## Begin

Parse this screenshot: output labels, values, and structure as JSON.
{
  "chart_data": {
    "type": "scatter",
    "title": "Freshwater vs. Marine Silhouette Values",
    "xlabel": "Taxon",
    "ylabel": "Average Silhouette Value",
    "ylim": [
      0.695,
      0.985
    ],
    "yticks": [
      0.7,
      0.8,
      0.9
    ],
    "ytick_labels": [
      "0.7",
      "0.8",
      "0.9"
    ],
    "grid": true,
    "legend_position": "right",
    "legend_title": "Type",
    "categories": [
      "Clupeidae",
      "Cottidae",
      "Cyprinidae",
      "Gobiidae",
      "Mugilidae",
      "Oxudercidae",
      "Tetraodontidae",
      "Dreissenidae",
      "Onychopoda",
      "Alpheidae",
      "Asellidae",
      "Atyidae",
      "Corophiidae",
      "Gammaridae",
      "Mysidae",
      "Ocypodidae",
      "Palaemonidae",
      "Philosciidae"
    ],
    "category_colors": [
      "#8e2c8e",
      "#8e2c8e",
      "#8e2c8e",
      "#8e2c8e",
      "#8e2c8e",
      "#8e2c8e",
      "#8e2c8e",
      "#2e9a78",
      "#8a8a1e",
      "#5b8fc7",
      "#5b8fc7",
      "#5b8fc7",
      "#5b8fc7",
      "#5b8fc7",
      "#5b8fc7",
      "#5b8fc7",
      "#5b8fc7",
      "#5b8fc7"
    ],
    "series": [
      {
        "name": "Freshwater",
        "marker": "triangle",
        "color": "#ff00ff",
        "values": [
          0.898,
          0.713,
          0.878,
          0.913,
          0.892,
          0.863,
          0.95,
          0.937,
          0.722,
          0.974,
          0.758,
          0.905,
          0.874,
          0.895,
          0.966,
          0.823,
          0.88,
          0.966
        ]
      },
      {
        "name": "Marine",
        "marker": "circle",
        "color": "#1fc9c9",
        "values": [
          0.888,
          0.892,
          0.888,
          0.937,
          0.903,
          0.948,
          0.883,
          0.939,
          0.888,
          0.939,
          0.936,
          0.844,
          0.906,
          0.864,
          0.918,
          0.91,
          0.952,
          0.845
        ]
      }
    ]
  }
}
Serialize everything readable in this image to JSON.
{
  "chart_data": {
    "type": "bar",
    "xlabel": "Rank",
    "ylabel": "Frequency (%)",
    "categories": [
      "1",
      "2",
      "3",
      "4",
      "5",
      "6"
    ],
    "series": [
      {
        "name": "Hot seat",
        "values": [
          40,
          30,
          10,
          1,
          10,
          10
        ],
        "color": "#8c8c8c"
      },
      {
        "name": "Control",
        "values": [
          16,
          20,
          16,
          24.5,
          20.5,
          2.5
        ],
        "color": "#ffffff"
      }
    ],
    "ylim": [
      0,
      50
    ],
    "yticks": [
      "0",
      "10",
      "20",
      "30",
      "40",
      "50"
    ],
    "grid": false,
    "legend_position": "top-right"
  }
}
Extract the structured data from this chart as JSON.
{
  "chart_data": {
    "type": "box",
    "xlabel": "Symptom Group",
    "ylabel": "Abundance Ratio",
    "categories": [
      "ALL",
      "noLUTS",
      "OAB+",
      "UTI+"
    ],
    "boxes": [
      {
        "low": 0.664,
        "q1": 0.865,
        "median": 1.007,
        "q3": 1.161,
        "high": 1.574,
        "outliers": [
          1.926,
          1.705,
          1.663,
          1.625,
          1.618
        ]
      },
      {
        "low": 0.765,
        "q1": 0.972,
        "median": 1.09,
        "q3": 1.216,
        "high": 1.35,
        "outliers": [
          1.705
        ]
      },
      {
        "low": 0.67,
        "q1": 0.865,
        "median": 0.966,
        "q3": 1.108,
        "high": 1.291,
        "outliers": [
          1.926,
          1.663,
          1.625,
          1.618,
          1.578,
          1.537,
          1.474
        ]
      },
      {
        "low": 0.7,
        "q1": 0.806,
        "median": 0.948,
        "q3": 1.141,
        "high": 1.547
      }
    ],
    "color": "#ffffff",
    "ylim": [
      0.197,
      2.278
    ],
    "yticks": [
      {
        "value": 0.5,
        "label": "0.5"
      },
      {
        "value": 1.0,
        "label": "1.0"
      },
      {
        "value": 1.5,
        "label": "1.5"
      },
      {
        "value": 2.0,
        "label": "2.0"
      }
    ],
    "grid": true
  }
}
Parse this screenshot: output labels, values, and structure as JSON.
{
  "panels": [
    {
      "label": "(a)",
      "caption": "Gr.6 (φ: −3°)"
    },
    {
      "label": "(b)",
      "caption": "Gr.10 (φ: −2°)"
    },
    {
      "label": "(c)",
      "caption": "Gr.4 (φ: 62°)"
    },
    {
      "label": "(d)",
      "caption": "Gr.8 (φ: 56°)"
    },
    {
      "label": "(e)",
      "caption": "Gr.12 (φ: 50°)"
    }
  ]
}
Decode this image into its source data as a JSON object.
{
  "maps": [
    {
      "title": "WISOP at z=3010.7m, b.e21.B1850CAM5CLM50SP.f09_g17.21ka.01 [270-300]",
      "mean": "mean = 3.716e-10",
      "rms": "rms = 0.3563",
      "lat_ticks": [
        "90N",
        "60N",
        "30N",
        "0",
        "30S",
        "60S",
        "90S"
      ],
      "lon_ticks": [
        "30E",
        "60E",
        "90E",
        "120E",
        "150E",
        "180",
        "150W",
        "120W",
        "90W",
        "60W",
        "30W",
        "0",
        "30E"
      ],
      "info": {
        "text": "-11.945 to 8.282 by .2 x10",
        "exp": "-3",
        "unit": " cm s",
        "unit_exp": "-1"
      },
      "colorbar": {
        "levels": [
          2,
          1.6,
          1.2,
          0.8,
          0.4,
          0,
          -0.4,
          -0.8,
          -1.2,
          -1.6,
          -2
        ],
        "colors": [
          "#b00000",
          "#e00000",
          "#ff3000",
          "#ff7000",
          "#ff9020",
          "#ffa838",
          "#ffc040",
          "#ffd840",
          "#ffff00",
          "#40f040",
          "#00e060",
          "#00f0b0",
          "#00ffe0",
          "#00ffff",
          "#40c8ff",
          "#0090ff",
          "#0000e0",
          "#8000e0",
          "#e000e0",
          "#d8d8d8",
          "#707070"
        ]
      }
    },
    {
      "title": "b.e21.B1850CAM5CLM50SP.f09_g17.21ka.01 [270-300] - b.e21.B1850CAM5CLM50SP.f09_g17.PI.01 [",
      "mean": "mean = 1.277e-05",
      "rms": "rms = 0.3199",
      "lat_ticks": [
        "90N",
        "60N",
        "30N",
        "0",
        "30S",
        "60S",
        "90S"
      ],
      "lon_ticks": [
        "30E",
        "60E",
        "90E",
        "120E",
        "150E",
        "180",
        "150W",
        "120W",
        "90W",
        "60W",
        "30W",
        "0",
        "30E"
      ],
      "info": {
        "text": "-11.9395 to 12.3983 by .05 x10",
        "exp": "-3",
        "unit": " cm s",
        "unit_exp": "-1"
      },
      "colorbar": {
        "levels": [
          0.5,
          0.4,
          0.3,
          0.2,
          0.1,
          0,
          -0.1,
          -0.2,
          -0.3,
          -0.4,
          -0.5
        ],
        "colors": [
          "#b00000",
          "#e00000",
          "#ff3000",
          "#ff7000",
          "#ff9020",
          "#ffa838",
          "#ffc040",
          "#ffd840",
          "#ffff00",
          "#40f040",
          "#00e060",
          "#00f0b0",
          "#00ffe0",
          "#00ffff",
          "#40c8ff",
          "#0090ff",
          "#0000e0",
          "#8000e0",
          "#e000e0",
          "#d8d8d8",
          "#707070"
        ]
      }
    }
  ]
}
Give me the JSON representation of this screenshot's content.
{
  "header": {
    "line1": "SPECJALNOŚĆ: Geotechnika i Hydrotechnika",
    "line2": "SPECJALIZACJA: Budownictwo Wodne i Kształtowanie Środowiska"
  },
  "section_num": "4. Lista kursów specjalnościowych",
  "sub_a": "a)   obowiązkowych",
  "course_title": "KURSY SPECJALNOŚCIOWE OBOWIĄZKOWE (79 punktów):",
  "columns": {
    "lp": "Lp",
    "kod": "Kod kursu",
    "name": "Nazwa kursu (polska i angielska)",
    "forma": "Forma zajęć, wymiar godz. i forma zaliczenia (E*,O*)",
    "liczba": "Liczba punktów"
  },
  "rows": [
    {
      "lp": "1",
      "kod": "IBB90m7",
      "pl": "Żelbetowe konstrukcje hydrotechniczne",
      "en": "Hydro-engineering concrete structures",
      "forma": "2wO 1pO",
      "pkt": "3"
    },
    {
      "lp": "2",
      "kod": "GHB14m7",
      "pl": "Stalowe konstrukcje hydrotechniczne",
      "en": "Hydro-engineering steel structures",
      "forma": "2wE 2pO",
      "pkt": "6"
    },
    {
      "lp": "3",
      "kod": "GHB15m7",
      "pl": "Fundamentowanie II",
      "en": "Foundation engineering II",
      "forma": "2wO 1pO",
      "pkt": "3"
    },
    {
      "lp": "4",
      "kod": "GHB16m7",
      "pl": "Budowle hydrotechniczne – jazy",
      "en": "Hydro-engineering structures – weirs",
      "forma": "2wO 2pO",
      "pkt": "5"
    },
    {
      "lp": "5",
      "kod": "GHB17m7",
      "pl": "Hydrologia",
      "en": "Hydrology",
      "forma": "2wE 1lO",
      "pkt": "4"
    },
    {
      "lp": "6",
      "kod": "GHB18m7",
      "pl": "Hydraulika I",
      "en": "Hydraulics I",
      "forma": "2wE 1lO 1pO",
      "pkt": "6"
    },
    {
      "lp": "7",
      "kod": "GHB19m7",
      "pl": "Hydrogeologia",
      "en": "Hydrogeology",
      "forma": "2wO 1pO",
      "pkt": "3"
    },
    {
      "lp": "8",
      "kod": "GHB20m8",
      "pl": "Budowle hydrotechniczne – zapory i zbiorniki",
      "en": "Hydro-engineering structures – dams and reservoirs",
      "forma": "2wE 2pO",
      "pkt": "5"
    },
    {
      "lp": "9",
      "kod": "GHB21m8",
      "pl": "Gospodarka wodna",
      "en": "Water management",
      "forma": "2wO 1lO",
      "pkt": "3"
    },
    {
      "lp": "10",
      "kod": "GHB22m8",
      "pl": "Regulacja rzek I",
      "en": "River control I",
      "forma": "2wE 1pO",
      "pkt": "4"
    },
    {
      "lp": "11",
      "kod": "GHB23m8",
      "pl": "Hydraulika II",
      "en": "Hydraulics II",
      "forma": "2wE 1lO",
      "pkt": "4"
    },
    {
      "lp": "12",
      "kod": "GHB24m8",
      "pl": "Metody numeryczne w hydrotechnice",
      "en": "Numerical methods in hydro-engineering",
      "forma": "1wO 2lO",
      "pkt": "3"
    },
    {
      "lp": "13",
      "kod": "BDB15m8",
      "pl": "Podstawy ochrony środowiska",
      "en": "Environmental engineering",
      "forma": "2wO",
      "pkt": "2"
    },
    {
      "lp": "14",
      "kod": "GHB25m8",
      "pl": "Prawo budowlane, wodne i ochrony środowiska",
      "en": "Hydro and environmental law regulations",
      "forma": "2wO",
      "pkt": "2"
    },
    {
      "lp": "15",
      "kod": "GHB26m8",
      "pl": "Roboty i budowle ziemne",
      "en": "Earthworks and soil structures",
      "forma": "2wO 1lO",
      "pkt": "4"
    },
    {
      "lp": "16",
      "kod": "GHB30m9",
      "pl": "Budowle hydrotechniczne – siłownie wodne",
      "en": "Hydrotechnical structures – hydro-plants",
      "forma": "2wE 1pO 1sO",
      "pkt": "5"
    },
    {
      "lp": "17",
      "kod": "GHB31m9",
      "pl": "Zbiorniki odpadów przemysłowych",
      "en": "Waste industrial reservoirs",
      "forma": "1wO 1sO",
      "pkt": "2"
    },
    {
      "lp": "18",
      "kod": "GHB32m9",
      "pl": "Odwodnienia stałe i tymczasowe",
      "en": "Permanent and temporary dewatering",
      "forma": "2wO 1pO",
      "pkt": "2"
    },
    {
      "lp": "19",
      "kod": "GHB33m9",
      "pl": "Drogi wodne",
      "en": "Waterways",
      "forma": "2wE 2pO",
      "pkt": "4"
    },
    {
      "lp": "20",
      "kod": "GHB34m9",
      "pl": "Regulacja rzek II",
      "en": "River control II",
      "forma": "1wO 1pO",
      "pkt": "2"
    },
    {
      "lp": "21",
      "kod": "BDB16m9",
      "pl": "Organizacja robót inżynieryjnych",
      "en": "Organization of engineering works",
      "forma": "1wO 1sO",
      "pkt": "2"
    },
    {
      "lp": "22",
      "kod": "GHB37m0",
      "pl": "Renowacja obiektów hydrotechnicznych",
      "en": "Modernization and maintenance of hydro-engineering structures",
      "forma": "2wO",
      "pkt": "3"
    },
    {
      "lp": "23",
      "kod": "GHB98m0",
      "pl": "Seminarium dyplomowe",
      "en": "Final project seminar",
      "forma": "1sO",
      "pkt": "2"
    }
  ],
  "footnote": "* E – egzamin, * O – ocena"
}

## End

▶ WHAT THIS TASK INVOLVES: Extract each line holding the word "Marine" from the records.

▶ COMPLETE OUTPUT:
    "title": "Freshwater vs. Marine Silhouette Values",
        "name": "Marine",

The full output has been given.